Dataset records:
------------------------------------------------

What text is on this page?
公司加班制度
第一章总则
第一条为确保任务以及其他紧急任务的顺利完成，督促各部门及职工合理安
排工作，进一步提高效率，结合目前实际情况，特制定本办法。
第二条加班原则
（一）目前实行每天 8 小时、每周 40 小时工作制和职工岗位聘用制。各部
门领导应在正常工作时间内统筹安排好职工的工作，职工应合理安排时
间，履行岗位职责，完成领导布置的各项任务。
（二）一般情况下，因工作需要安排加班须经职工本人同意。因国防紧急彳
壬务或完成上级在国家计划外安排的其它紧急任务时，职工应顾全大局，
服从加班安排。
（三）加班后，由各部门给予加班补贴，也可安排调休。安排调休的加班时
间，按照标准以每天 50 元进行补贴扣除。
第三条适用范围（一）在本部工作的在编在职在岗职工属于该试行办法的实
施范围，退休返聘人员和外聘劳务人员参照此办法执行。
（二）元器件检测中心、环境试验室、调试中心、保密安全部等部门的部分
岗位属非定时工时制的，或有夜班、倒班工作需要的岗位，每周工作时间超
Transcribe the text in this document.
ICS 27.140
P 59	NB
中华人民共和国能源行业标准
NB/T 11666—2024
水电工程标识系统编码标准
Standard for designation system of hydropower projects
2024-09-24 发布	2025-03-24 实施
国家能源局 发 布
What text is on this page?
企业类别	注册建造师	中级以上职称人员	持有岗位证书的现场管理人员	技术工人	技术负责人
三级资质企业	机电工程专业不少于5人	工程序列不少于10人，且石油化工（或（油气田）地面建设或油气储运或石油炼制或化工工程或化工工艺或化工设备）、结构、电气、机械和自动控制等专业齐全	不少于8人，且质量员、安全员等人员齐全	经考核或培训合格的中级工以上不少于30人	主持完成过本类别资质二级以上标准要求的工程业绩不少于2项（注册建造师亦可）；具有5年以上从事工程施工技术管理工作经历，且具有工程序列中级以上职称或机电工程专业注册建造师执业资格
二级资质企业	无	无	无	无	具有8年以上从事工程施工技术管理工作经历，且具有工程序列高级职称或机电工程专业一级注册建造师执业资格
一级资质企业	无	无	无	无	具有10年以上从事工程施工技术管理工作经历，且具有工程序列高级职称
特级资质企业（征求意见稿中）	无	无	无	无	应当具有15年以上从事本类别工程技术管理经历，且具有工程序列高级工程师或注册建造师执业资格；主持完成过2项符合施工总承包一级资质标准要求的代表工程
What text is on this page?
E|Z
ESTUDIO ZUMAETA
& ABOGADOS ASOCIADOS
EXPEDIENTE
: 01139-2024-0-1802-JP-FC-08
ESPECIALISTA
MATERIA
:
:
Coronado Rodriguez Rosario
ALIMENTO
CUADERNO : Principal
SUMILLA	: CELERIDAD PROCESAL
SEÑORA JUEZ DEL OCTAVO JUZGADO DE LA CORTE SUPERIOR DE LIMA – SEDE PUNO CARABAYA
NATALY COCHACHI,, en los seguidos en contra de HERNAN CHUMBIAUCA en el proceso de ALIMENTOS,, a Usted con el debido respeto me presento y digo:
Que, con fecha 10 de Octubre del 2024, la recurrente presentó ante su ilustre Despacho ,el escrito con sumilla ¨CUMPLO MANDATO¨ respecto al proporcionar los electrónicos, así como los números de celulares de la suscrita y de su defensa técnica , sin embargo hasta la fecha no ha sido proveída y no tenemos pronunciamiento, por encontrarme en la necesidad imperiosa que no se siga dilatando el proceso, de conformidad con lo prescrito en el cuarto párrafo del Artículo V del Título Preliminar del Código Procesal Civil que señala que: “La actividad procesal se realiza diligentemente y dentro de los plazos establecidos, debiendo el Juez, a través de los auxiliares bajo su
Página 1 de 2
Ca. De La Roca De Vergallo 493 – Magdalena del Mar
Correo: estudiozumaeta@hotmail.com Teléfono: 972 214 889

------------------------------------------------

▶ [Work instructions] Gather, from the listing above, every line carrying the word "proceso".

▶ [Output of the task]
NATALY COCHACHI,, en los seguidos en contra de HERNAN CHUMBIAUCA en el proceso de ALIMENTOS,, a Usted con el debido respeto me presento y digo:
Que, con fecha 10 de Octubre del 2024, la recurrente presentó ante su ilustre Despacho ,el escrito con sumilla ¨CUMPLO MANDATO¨ respecto al proporcionar los electrónicos, así como los números de celulares de la suscrita y de su defensa técnica , sin embargo hasta la fecha no ha sido proveída y no tenemos pronunciamiento, por encontrarme en la necesidad imperiosa que no se siga dilatando el proceso, de conformidad con lo prescrito en el cuarto párrafo del Artículo V del Título Preliminar del Código Procesal Civil que señala que: “La actividad procesal se realiza diligentemente y dentro de los plazos establecidos, debiendo el Juez, a través de los auxiliares bajo su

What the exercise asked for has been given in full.